EXERCISE OBJECTIVE: Return the lines below that carry the word "color".

Figure contents as structured data:
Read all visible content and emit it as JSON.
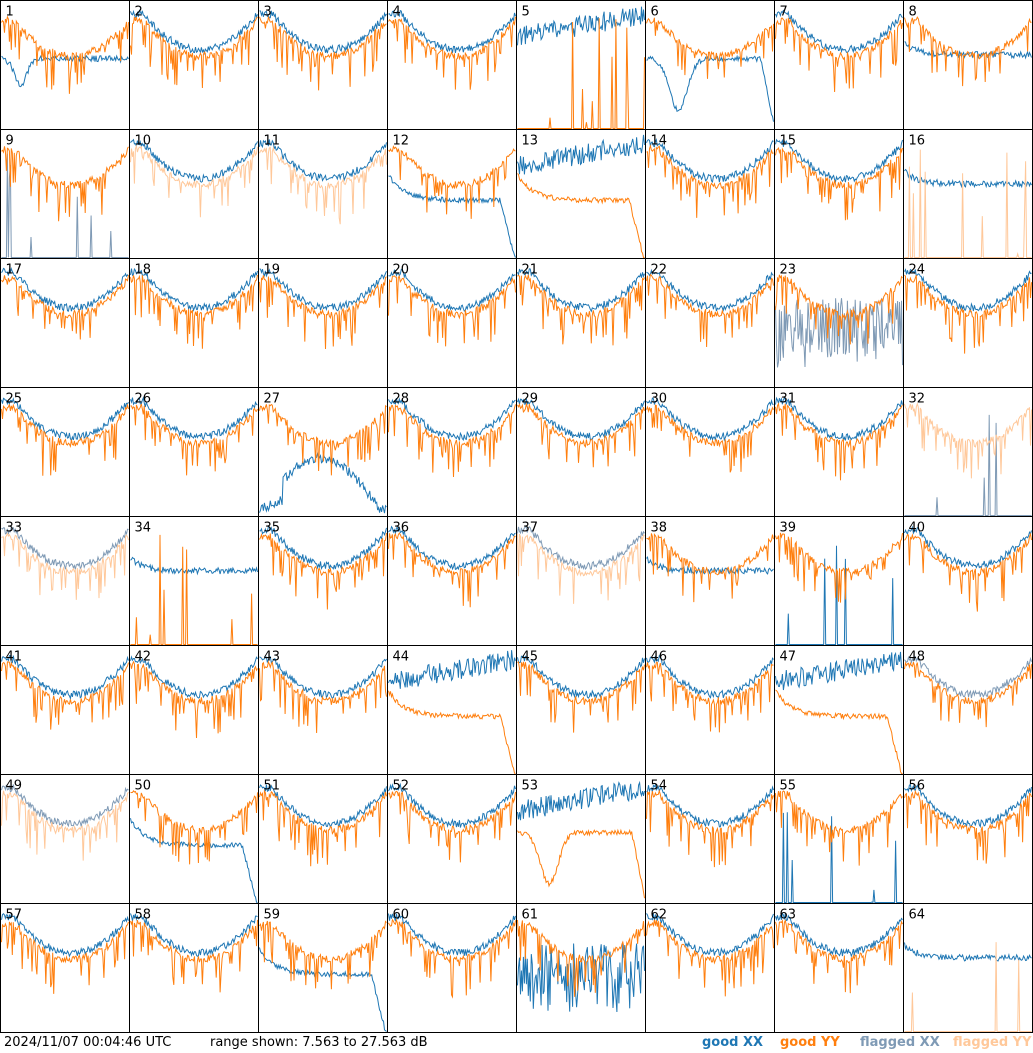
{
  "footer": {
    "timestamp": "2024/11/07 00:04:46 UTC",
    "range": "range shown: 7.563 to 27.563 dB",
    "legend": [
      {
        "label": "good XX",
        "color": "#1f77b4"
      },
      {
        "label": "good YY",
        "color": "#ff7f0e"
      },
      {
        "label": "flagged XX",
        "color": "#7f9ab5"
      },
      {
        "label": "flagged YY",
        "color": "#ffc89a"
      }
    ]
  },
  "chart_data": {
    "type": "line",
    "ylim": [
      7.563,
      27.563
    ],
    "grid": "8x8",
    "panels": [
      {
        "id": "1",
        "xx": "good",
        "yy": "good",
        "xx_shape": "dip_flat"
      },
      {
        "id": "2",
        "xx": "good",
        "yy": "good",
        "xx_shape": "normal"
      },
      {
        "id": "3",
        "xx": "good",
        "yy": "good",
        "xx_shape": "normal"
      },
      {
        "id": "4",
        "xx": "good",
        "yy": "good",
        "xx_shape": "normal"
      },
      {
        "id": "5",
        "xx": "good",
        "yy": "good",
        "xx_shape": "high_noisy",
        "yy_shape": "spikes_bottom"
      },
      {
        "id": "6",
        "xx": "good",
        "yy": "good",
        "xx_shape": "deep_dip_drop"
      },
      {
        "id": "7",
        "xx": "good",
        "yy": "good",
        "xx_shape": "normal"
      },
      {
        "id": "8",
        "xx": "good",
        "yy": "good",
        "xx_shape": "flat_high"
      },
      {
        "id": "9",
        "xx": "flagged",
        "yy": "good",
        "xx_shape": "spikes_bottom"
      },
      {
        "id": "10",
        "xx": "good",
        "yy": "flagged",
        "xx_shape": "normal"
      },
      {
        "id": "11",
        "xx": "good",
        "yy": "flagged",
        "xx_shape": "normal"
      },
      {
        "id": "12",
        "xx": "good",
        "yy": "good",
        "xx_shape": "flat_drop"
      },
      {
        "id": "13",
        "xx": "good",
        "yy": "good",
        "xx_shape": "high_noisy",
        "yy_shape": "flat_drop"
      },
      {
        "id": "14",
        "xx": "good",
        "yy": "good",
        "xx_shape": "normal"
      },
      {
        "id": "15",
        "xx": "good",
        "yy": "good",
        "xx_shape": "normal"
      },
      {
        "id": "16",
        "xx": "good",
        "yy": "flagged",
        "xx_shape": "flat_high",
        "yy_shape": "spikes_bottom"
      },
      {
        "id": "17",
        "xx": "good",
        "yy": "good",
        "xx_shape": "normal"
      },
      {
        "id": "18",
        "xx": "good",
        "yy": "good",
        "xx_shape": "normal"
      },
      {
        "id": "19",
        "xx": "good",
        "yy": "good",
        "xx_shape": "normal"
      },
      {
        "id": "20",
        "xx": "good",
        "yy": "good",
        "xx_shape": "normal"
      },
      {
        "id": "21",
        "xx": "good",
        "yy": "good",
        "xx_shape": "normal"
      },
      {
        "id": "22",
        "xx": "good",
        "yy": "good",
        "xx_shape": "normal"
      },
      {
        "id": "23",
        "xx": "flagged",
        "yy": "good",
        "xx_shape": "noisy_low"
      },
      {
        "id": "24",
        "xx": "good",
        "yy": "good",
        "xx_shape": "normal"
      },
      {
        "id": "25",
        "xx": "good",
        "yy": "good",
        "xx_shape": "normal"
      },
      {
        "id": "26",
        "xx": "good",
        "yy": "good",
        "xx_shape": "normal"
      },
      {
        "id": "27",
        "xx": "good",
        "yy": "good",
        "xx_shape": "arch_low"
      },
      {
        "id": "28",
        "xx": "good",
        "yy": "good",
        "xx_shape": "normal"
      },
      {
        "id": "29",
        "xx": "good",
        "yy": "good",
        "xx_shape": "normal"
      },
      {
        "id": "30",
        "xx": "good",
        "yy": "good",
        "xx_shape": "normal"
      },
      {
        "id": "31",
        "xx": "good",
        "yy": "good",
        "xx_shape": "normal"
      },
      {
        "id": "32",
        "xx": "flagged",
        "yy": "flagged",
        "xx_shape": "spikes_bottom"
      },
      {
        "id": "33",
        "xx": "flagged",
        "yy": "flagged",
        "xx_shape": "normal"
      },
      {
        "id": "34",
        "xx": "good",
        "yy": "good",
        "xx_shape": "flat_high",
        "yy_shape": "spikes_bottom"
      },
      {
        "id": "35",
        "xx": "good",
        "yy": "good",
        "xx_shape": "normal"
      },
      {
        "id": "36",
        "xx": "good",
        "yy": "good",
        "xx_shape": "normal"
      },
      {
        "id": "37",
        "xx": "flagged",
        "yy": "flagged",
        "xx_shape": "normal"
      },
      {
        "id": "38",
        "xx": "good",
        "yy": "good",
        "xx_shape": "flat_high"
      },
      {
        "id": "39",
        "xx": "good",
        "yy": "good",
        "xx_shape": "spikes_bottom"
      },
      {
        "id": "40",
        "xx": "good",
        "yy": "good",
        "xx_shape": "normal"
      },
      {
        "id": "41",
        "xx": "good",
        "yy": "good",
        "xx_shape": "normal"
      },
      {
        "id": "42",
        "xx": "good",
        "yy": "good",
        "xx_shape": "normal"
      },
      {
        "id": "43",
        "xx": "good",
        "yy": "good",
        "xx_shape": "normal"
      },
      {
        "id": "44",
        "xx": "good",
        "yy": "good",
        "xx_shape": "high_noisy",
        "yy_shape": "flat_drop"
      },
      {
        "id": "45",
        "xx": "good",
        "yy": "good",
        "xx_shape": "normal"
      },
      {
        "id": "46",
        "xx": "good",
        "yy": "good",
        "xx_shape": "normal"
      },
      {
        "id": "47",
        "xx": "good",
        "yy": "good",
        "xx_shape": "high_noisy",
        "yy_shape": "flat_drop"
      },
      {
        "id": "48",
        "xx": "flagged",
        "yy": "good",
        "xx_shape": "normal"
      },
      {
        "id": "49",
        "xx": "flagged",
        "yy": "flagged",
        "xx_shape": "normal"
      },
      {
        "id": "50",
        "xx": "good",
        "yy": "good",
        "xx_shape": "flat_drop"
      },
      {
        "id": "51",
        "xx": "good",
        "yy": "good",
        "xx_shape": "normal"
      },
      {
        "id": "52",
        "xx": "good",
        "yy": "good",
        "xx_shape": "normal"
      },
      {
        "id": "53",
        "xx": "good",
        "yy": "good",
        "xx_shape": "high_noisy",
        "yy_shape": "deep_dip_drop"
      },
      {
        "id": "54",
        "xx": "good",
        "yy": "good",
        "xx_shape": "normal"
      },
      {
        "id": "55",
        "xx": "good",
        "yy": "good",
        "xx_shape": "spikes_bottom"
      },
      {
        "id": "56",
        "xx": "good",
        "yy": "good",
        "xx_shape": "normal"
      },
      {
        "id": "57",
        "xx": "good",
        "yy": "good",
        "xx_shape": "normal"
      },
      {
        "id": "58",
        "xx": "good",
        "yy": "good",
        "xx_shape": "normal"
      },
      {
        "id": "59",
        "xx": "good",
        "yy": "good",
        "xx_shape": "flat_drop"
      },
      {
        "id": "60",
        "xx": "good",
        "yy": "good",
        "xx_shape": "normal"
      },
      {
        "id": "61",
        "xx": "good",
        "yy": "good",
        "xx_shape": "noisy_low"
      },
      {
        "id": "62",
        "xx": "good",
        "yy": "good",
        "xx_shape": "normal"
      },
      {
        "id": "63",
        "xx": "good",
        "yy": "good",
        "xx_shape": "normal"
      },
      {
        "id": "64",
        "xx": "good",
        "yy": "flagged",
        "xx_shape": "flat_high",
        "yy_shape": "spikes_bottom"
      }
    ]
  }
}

SOLVED EXERCISE:
        "color": "#1f77b4"
        "color": "#ff7f0e"
        "color": "#7f9ab5"
        "color": "#ffc89a"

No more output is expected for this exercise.